■ TASK OBJECTIVE ■
Pull every line with the word "Bargau" out of the entries below.

(Dataset items)

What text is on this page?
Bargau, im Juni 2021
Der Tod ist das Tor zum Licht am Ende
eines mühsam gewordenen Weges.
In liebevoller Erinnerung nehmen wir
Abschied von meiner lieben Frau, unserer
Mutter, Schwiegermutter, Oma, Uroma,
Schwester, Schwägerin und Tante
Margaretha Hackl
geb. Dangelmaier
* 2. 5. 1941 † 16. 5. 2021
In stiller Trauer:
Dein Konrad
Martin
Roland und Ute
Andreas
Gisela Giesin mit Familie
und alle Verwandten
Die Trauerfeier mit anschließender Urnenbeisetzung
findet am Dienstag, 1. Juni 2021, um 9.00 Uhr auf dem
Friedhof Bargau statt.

■ EXERCISE OUTPUT ■
Bargau, im Juni 2021
Friedhof Bargau statt.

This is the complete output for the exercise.